EXERCISE REQUIREMENTS:
• a. Copy out the stretch of the Spark RDD sample thread from "How does a RDD" through "with an example.", word for word.
• b. Extend the Spark RDD sample thread, picking up right after its final sentence.

1

How does a RDD SAMPLE works in spark? What is the functionality of its different parameters i.e. sample(withReplacement, fraction, seed).

I could not find anything relevant on web regarding 'withReplacement' and 'seed' parameters. Please explain with an example.

SPram
  • 59
  • 1
  • 2
  • 5
  • 3
    Possible duplicate of [How do simple random sampling and dataframe SAMPLE function work in Apache Spark (Scala)?](http://stackoverflow.com/questions/32229941/how-do-simple-random-sampling-and-dataframe-sample-function-work-in-apache-spark) – user7337271 Jan 23 '17 at 12:29

1 Answers1

15

fraction and seed are pretty easy to guess -- they are the fraction of elements you want to see in your sample (i.e. sample of .5 will give you a sample of initial RDD containing half of the elements). Seed is random number generator seed. This is important because you might want to be able to hard code the same seed for your tests so that you always get the same results in test, but in prod code replace it with current time in milliseconds or a random number from a good entropy source.

DATA SUPPLIED:
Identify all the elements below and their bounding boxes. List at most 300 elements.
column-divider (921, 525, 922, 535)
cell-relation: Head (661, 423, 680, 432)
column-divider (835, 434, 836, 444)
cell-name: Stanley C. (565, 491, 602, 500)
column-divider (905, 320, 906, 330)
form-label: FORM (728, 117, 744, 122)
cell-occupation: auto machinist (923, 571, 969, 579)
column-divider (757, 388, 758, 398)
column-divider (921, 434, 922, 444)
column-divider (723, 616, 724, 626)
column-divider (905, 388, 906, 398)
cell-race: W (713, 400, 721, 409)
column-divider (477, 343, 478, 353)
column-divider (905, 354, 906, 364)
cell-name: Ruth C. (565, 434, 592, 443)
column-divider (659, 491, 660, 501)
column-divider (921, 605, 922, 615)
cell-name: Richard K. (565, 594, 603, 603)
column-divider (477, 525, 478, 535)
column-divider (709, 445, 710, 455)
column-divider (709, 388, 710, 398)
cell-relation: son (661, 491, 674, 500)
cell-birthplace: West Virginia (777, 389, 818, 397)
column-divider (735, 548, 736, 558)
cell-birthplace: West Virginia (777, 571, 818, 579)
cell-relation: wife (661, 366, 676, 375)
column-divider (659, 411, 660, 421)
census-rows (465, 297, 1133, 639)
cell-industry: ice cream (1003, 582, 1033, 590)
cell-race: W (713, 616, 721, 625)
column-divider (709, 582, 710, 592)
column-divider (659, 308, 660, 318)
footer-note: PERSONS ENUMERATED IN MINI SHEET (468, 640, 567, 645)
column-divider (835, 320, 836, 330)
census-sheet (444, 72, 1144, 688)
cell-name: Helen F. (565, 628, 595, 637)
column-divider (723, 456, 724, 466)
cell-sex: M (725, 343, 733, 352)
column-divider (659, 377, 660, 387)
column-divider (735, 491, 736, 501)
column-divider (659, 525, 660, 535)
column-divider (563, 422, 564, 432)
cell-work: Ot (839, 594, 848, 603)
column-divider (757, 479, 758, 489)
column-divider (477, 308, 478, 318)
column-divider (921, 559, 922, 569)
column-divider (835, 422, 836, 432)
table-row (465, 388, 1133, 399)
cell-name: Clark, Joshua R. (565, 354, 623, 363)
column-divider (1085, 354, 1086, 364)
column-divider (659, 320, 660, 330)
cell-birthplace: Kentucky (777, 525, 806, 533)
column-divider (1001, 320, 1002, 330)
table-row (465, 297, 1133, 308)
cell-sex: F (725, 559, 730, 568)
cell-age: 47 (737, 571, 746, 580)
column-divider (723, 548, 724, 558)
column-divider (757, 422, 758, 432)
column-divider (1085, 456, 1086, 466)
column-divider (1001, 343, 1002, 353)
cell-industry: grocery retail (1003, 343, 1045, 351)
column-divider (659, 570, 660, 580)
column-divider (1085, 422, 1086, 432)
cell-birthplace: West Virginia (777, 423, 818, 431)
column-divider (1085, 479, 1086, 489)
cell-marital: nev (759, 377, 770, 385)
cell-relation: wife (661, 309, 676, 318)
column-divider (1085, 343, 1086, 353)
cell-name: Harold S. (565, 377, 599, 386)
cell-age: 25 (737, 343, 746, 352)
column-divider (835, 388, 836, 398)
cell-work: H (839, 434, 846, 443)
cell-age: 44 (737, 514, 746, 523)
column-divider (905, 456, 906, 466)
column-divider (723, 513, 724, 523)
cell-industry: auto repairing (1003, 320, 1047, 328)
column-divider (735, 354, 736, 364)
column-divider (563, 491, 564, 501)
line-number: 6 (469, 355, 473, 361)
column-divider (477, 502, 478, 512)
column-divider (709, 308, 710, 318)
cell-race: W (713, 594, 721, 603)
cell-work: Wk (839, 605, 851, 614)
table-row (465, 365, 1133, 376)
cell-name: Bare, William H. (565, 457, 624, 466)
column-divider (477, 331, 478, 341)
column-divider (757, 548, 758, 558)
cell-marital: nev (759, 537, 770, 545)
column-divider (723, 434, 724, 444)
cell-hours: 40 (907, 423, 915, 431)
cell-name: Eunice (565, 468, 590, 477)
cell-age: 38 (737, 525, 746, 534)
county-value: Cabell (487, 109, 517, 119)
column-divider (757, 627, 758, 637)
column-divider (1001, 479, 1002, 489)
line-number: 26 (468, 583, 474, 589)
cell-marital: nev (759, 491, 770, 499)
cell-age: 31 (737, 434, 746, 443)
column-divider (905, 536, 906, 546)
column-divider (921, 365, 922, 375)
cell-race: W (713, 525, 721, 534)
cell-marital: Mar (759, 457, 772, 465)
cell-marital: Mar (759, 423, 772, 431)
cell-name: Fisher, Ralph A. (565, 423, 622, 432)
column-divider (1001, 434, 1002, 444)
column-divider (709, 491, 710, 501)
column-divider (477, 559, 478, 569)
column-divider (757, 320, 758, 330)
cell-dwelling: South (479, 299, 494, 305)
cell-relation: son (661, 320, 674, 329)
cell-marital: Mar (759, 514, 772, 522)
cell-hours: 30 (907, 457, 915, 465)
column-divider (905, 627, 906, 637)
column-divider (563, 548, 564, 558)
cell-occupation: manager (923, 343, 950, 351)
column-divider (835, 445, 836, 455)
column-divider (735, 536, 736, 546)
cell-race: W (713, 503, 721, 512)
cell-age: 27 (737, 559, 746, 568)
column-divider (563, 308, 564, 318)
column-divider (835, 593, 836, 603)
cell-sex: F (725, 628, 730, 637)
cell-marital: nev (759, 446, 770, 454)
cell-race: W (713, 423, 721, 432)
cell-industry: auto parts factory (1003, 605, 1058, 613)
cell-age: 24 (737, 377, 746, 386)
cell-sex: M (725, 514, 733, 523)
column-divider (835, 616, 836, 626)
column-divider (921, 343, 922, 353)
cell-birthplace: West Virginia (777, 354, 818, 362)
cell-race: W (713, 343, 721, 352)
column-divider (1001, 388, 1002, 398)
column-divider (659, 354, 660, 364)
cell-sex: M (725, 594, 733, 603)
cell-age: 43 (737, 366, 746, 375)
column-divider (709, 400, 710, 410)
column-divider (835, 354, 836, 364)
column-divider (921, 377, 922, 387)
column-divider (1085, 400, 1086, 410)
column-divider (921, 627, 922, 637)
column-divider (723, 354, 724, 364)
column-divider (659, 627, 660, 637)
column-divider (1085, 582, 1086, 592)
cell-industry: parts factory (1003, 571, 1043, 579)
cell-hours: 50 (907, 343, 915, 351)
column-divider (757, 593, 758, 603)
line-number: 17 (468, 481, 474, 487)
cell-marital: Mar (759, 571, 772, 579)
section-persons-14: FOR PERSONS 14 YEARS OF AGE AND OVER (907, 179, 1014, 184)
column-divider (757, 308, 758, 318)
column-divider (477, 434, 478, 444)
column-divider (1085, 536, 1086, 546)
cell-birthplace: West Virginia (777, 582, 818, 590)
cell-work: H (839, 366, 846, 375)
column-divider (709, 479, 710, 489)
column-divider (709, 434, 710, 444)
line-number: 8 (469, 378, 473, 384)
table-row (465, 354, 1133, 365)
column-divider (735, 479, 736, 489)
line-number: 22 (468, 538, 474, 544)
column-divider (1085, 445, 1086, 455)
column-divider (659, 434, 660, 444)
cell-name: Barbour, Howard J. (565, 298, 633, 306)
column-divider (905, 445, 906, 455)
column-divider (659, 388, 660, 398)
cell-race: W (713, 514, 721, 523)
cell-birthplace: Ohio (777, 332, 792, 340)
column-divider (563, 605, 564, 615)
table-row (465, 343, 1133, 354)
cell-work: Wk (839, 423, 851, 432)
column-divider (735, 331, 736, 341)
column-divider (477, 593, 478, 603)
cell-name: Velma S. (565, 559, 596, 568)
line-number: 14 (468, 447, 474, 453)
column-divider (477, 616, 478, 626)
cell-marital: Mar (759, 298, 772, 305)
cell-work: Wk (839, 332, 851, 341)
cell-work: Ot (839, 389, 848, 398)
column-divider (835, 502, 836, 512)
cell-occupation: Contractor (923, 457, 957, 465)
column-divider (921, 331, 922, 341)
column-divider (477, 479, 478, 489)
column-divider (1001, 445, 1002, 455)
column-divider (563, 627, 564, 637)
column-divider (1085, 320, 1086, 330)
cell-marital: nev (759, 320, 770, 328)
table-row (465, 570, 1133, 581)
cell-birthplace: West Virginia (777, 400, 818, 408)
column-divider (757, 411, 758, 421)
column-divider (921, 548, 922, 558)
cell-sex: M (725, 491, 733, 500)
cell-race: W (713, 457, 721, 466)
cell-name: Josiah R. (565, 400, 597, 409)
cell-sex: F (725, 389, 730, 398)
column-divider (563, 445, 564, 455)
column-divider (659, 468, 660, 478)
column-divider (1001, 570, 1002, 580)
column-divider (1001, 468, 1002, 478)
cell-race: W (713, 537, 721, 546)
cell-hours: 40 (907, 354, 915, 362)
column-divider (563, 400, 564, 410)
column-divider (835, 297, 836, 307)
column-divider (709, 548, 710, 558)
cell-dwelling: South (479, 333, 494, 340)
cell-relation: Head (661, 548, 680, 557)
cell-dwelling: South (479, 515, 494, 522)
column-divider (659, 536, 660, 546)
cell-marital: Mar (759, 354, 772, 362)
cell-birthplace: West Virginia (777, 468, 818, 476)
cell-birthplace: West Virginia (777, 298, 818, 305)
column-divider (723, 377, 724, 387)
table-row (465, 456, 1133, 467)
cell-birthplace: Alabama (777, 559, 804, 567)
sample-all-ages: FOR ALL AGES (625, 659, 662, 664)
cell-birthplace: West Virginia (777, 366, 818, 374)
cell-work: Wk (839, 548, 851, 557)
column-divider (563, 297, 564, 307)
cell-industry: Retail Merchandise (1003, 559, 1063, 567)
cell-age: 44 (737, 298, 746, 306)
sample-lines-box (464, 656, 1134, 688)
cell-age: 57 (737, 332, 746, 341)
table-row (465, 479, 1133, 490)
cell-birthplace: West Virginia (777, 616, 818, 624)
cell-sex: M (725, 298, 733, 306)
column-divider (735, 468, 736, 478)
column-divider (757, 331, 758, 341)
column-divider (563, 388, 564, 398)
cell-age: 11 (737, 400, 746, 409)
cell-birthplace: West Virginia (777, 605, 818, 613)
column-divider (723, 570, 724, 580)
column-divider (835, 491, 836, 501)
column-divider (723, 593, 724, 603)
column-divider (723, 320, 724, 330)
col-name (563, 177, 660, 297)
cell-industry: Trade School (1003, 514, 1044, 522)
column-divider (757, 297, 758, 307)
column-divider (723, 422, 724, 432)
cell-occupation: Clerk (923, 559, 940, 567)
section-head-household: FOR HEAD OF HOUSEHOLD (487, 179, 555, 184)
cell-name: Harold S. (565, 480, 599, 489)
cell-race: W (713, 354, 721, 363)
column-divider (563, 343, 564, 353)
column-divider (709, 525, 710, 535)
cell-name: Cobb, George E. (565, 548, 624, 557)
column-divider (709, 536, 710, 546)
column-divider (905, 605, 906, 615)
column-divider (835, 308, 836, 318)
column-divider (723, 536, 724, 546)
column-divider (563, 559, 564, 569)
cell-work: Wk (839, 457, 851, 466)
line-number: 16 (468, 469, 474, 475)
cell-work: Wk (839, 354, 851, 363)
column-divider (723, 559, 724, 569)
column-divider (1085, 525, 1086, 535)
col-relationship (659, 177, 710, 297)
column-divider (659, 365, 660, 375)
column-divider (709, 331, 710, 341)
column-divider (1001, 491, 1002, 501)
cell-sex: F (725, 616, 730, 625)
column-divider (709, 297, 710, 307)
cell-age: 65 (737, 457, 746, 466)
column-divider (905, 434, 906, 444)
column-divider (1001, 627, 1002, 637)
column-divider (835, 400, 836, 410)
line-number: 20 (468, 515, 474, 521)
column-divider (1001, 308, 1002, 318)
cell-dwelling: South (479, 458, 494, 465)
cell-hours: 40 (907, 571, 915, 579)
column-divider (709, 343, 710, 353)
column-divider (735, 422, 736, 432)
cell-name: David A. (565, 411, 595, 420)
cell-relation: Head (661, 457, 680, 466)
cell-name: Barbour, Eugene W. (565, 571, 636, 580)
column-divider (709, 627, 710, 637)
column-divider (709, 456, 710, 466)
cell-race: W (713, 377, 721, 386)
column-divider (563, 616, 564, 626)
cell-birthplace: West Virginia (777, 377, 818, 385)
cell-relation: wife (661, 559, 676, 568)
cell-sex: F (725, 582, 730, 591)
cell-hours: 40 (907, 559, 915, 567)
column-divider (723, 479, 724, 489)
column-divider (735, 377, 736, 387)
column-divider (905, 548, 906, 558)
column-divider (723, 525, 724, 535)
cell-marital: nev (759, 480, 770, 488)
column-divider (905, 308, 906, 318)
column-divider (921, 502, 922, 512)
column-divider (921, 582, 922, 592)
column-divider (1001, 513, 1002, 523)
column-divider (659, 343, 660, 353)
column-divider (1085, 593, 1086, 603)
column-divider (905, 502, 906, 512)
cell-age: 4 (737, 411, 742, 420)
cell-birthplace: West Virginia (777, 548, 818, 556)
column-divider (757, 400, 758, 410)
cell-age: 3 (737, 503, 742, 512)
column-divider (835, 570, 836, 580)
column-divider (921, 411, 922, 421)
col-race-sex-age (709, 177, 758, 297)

TASK ANSWERS:
• a.
How does a RDD SAMPLE works in spark? What is the functionality of its different parameters i.e. sample(withReplacement, fraction, seed).

I could not find anything relevant on web regarding 'withReplacement' and 'seed' parameters. Please explain with an example.

• b.
With replacement sampling is a google search aways, e.g. https://www.ma.utexas.edu/users/parker/sampling/repl.htm. In short, if you are sampling with replacement, you can get the same element in sample twice, and w/o replacement you can only get it once. So if your RDD has [Bob, Alice and Carol] then your "with replacement" sample can be [Alice, Alice], but w/o replacement sample can't have duplicates like that.

MK.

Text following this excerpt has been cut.